Recopie le passage du texte source allant de "C’est à ce stade" à "d’euros était émise." en renommant "J&P Avax" en "le constructeur".

TEXTE SOURCE |
________________

En revanche, l’accès au site étant impossible, l’investigation géotechnique nécessaire à l’évaluation du sol (composition, etc.) et à la finalisation des plans propres aux fondations civiles n’a pu avoir lieu. « En somme, le quart des travaux d’ingénierie prévus a pu être réalisé », précise Karim Osseiran. Les achats d’équipements ont aussi été lancés. En juillet 2013, les turbines et les alternateurs ont été commandés auprès de General Electric (GE), puis fabriqués et testés techniquement à Belfort en France, entre décembre 2013 et avril 2014. L’acquisition des trois turbines a coûté, à elle seule, quelque 72 millions d’euros à la compagnie chypriote, selon une source anonyme proche du dossier.

C’est à ce stade que les travaux se sont toutefois arrêtés, deux jours seulement après que l’armée libère le terrain en avril 2014... En cause : la première facture soumise par J&P Avax en novembre 2013, d’une valeur de 35 millions d’euros, n’avait toujours pas été honorée, tandis qu’une autre facture de 75 millions d’euros était émise.

________________

Annotations des éléments de mise en page |

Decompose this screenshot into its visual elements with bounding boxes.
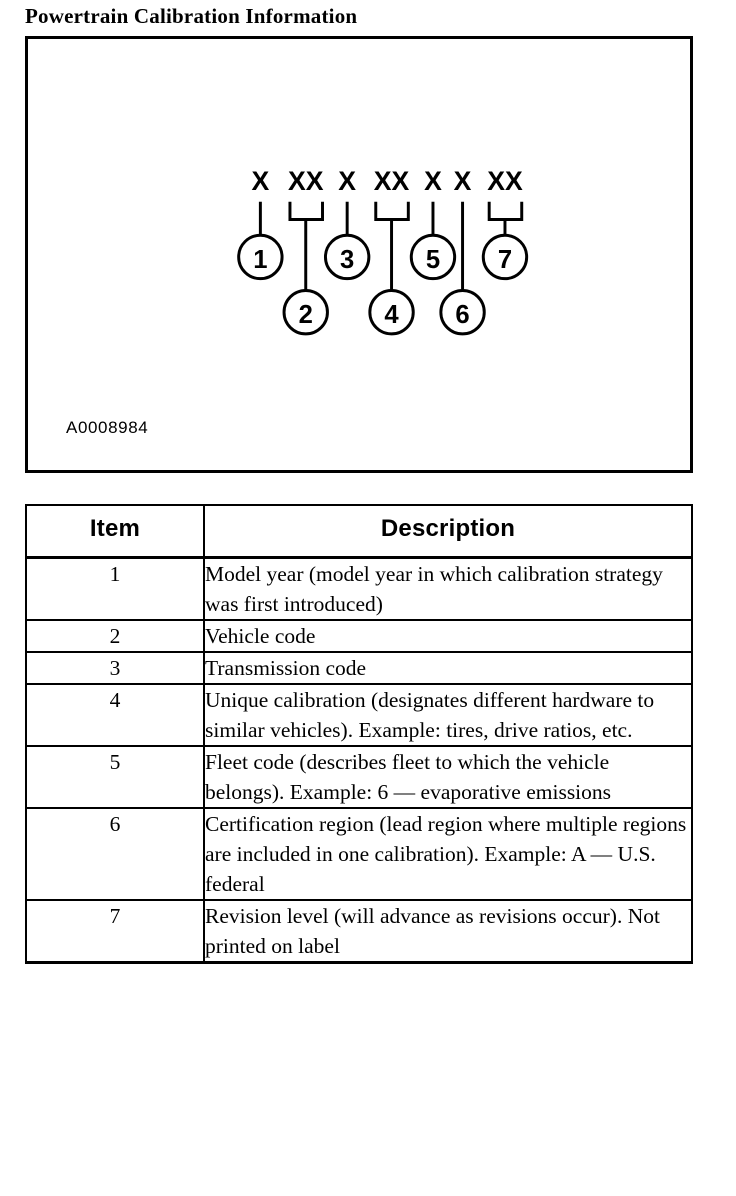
cell-item-description: Vehicle code [203, 619, 693, 653]
callout-label-1: 1 [253, 246, 267, 274]
column-header-item: Item [25, 504, 205, 559]
leader-bracket-4 [374, 201, 410, 221]
code-character-row: X XX X XX X X XX [251, 166, 522, 196]
calibration-items-table: Item Description 1 Model year (model yea… [25, 504, 693, 964]
code-group-7: XX [487, 166, 523, 196]
code-group-6: X [454, 166, 472, 196]
calibration-code-diagram: X XX X XX X X XX [237, 166, 529, 336]
column-header-description: Description [203, 504, 693, 559]
table-row: 3 Transmission code [25, 651, 693, 685]
callout-2: 2 [282, 289, 329, 336]
table-row: 4 Unique calibration (designates differe… [25, 683, 693, 747]
code-group-4: XX [374, 166, 410, 196]
table-header-row: Item Description [25, 504, 693, 559]
callout-7: 7 [481, 233, 529, 281]
table-row: 1 Model year (model year in which calibr… [25, 556, 693, 621]
callout-label-7: 7 [498, 246, 512, 274]
callout-label-2: 2 [299, 301, 313, 329]
cell-item-number: 2 [25, 619, 205, 653]
cell-item-number: 7 [25, 899, 205, 964]
callout-label-6: 6 [455, 301, 469, 329]
figure-reference-code: A0008984 [66, 418, 149, 437]
table-row: 7 Revision level (will advance as revisi… [25, 899, 693, 964]
callout-label-5: 5 [426, 246, 440, 274]
callout-1: 1 [237, 233, 284, 281]
callout-row-upper: 1 3 5 7 [237, 233, 529, 281]
table-row: 6 Certification region (lead region wher… [25, 807, 693, 901]
page-title: Powertrain Calibration Information [25, 4, 358, 28]
callout-label-4: 4 [384, 301, 399, 329]
callout-3: 3 [323, 233, 371, 281]
cell-item-description: Certification region (lead region where … [203, 807, 693, 901]
cell-item-number: 3 [25, 651, 205, 685]
table-row: 2 Vehicle code [25, 619, 693, 653]
cell-item-number: 1 [25, 556, 205, 621]
callout-row-lower: 2 4 6 [282, 289, 486, 336]
cell-item-description: Revision level (will advance as revision… [203, 899, 693, 964]
leader-bracket-2 [288, 201, 324, 221]
code-group-2: XX [288, 166, 324, 196]
cell-item-number: 6 [25, 807, 205, 901]
table-body: 1 Model year (model year in which calibr… [25, 556, 693, 964]
cell-item-description: Transmission code [203, 651, 693, 685]
table-row: 5 Fleet code (describes fleet to which t… [25, 745, 693, 809]
code-group-3: X [338, 166, 356, 196]
figure-panel: X XX X XX X X XX [25, 36, 693, 473]
cell-item-description: Unique calibration (designates different… [203, 683, 693, 747]
callout-label-3: 3 [340, 246, 354, 274]
cell-item-description: Model year (model year in which calibrat… [203, 556, 693, 621]
code-group-1: X [251, 166, 269, 196]
callout-6: 6 [439, 289, 486, 336]
callout-4: 4 [368, 289, 415, 336]
cell-item-number: 5 [25, 745, 205, 809]
cell-item-number: 4 [25, 683, 205, 747]
leader-bracket-7 [487, 201, 524, 221]
code-group-5: X [424, 166, 442, 196]
cell-item-description: Fleet code (describes fleet to which the… [203, 745, 693, 809]
callout-5: 5 [409, 233, 457, 281]
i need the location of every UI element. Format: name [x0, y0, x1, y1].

________________

RÉPONSE |
C’est à ce stade que les travaux se sont toutefois arrêtés, deux jours seulement après que l’armée libère le terrain en avril 2014... En cause : la première facture soumise par le constructeur en novembre 2013, d’une valeur de 35 millions d’euros, n’avait toujours pas été honorée, tandis qu’une autre facture de 75 millions d’euros était émise.